Exercise instructions ::
Filter the lines below, copying only those with the string "underlying".

Exercise inputs ::
━━━━

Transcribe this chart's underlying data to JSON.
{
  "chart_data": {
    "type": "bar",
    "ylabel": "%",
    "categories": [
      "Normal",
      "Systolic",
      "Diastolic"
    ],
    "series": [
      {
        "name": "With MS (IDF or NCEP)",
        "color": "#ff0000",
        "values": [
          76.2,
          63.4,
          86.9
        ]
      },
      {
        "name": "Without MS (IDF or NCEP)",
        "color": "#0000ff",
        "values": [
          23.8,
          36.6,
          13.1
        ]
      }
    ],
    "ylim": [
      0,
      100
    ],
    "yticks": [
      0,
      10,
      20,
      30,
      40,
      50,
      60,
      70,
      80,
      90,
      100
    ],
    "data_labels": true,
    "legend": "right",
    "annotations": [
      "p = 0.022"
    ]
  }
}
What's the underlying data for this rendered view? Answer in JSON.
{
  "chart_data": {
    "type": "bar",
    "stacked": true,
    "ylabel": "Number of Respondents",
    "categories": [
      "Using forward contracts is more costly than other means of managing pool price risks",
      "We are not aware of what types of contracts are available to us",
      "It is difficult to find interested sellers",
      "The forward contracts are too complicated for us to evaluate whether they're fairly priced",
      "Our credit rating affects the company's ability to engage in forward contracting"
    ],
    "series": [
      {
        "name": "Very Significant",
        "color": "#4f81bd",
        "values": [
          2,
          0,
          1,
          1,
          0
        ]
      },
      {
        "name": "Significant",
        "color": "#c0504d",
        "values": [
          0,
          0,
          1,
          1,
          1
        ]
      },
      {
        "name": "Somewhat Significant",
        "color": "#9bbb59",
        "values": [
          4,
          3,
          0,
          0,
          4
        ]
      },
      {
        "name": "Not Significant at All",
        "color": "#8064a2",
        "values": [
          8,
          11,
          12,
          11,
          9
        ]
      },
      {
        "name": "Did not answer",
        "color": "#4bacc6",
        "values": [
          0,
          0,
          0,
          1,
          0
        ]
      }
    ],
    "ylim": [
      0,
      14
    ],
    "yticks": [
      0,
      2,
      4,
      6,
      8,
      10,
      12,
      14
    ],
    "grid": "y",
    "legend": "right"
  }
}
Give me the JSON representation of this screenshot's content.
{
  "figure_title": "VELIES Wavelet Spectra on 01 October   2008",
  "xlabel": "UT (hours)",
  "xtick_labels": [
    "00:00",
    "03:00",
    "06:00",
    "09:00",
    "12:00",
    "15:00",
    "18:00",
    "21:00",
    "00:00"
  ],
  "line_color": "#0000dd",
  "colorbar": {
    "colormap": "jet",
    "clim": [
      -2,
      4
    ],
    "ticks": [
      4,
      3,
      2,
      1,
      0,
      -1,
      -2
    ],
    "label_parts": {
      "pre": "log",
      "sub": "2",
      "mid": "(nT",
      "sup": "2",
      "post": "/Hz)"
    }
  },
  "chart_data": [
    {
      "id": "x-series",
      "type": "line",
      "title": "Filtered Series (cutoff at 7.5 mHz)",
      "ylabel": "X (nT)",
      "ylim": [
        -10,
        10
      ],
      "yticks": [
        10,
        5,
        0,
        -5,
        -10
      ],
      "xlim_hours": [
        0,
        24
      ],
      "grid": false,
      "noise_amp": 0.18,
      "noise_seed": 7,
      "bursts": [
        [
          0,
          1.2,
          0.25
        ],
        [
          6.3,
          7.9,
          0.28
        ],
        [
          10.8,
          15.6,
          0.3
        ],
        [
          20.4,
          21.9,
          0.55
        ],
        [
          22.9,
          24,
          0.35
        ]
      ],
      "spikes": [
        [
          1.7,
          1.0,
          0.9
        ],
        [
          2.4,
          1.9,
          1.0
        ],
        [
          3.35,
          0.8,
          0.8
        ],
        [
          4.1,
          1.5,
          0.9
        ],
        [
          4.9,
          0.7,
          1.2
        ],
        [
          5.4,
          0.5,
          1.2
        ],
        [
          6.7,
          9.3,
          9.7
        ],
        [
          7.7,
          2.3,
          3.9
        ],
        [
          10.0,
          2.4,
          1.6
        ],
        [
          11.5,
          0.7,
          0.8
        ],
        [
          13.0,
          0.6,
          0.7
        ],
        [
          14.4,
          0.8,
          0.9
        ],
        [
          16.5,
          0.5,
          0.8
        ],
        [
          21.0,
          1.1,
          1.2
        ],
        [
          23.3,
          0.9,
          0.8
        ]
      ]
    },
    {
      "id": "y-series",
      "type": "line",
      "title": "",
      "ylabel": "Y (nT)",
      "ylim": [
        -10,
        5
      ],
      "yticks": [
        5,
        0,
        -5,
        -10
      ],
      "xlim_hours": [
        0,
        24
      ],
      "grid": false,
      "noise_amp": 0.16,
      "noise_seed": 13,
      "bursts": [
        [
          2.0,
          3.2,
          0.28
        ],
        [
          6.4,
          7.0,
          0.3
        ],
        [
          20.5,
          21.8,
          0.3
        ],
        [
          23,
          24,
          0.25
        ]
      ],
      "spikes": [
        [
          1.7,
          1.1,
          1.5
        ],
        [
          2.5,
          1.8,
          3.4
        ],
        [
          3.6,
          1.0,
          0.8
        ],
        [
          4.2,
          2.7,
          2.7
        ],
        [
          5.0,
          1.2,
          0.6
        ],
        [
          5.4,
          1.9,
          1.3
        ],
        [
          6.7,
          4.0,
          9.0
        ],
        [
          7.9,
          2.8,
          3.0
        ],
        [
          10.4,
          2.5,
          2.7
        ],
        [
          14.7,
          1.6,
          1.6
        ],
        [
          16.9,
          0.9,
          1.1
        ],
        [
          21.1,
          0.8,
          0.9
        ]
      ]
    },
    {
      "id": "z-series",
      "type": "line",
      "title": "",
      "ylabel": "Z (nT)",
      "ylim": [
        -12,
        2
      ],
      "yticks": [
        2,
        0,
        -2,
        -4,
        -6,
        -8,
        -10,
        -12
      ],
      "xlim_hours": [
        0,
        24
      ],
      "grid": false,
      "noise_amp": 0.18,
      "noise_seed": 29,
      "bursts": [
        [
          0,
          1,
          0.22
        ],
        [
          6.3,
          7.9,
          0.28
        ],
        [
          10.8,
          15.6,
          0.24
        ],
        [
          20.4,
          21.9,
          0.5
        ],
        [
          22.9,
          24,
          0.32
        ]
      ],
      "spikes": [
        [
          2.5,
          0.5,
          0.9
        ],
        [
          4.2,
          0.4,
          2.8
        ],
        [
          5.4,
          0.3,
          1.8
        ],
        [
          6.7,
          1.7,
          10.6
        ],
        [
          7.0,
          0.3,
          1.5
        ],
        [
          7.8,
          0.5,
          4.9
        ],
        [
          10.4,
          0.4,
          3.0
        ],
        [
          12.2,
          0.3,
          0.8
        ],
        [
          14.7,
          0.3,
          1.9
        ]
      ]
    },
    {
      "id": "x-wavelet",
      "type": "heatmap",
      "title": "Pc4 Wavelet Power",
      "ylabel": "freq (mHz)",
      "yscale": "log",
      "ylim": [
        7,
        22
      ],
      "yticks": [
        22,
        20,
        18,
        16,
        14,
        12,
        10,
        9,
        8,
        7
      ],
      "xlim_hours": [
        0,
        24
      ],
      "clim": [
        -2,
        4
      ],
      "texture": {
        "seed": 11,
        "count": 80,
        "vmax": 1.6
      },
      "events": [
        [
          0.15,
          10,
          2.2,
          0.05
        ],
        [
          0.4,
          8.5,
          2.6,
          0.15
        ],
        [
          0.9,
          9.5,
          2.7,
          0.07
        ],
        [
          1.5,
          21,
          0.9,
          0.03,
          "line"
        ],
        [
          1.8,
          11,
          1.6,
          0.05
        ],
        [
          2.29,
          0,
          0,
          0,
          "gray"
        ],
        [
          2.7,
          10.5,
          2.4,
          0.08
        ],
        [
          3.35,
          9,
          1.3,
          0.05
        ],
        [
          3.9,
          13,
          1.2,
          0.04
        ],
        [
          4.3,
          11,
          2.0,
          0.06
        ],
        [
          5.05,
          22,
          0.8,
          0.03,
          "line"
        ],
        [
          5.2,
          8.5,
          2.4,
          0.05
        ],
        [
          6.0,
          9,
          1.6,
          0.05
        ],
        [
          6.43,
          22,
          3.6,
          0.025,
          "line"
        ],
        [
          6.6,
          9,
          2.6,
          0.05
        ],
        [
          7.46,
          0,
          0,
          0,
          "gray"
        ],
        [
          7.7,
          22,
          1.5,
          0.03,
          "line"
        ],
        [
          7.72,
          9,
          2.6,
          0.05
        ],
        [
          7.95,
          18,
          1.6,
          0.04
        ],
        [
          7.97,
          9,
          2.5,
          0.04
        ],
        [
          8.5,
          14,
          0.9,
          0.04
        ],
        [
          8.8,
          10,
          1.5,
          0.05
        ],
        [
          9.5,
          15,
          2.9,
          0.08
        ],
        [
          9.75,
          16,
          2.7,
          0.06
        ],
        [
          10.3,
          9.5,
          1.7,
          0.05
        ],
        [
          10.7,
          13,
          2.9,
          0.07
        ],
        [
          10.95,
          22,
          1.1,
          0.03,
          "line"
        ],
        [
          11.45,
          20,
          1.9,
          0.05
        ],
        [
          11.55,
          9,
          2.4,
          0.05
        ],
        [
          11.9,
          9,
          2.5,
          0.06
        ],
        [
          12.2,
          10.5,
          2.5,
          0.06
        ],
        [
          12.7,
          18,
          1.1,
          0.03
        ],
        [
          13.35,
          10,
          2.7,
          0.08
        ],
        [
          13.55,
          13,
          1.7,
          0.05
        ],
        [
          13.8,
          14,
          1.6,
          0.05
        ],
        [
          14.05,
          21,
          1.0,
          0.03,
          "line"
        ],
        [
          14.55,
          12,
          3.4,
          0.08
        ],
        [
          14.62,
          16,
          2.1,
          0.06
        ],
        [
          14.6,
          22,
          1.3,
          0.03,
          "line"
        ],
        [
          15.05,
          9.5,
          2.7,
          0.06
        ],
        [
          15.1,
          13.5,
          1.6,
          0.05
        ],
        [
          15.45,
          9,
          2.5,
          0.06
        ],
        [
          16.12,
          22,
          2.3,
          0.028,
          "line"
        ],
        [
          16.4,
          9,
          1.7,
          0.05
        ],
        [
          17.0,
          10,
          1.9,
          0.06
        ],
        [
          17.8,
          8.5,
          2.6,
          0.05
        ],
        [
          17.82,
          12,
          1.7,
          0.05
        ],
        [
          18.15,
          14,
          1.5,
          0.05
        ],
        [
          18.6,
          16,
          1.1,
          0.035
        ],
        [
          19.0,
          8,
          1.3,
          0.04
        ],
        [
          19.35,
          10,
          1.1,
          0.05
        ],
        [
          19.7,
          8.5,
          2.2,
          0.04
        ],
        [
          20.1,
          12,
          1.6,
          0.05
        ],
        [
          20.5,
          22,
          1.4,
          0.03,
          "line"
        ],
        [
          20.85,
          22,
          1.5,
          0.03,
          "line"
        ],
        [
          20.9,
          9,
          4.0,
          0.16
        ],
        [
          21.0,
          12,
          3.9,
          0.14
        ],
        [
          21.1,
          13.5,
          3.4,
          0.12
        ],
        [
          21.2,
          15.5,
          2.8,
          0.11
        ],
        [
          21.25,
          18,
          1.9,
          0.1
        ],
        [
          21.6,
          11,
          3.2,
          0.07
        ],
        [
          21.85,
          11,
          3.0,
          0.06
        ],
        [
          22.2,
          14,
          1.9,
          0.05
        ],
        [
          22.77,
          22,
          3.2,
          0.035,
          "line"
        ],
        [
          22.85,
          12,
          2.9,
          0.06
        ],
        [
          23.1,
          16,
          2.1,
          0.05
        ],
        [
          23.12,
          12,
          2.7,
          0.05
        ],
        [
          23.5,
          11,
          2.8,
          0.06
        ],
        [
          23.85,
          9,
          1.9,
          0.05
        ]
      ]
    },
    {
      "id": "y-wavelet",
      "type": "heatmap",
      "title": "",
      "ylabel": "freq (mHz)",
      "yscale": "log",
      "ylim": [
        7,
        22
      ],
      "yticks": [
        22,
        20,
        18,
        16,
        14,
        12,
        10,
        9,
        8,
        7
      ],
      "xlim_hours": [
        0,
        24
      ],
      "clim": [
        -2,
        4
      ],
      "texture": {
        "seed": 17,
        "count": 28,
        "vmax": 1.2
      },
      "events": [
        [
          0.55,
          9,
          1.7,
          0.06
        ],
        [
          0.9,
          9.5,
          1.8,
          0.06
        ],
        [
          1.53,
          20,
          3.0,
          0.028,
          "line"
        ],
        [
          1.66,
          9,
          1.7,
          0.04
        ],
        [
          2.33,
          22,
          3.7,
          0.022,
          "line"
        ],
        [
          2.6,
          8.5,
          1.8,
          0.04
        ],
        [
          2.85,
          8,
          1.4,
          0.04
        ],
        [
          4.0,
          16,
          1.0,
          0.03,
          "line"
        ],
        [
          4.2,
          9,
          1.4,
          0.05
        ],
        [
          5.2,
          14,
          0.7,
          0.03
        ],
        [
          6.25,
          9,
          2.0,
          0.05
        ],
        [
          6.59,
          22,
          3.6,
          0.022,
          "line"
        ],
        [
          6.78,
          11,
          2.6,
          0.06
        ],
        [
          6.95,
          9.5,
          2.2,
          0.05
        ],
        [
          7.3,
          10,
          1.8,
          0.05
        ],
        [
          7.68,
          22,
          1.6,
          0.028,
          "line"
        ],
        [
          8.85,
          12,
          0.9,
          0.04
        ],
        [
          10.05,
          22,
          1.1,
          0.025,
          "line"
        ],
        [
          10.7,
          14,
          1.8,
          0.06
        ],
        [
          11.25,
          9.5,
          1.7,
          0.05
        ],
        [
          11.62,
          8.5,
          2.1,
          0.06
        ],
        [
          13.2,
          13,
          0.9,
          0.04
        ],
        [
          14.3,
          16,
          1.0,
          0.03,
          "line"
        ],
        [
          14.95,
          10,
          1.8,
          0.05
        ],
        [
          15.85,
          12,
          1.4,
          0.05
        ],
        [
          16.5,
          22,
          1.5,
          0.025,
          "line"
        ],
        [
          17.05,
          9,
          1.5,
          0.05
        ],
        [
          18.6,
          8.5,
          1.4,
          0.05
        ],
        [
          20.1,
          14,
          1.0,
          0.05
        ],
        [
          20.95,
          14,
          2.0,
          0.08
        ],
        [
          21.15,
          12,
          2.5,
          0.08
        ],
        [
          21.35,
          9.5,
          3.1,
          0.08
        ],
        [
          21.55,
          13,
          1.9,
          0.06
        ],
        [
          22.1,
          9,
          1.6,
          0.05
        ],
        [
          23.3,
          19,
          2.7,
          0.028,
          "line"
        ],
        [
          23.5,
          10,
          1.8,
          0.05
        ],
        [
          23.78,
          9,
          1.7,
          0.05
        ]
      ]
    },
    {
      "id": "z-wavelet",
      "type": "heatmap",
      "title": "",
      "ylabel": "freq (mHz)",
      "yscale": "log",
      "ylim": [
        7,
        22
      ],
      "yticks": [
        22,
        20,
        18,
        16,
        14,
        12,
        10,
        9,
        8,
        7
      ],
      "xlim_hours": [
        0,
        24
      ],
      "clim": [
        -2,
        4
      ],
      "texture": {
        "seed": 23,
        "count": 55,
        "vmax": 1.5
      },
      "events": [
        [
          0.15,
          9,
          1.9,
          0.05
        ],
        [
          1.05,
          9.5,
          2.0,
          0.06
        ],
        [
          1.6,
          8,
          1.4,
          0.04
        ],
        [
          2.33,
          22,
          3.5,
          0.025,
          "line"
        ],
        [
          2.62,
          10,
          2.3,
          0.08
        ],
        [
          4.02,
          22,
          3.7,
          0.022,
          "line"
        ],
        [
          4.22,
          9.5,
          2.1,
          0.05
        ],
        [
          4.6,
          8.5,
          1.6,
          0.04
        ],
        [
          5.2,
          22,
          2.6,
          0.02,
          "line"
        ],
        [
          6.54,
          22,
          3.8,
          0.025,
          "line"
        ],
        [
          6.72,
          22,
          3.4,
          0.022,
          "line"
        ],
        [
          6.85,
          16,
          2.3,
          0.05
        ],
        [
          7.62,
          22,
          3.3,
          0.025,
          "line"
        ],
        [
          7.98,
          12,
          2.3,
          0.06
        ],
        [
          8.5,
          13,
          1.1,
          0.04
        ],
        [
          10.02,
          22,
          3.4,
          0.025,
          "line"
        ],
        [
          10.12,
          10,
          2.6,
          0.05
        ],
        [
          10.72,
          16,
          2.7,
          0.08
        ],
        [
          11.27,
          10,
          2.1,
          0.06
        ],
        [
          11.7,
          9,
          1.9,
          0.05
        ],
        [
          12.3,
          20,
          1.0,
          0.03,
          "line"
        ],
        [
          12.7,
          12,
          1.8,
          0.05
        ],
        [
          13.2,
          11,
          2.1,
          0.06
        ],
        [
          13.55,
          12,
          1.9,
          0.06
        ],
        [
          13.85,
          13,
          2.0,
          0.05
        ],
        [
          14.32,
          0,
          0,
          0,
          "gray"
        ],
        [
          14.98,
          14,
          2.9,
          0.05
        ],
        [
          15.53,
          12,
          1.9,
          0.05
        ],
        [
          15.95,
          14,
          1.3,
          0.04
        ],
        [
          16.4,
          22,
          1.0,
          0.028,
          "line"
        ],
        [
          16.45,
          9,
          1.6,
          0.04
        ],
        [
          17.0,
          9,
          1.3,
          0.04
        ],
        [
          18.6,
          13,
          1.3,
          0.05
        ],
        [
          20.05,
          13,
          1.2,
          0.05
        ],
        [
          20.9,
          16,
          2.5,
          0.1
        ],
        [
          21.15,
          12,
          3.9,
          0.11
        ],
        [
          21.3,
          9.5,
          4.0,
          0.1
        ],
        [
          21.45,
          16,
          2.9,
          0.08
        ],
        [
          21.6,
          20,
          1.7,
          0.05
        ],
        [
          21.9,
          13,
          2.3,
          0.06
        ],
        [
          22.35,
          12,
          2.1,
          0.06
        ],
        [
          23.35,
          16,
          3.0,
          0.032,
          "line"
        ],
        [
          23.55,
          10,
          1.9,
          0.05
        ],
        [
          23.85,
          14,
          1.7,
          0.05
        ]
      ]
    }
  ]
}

━━━━

Result of this exercise ::
Transcribe this chart's underlying data to JSON.
What's the underlying data for this rendered view? Answer in JSON.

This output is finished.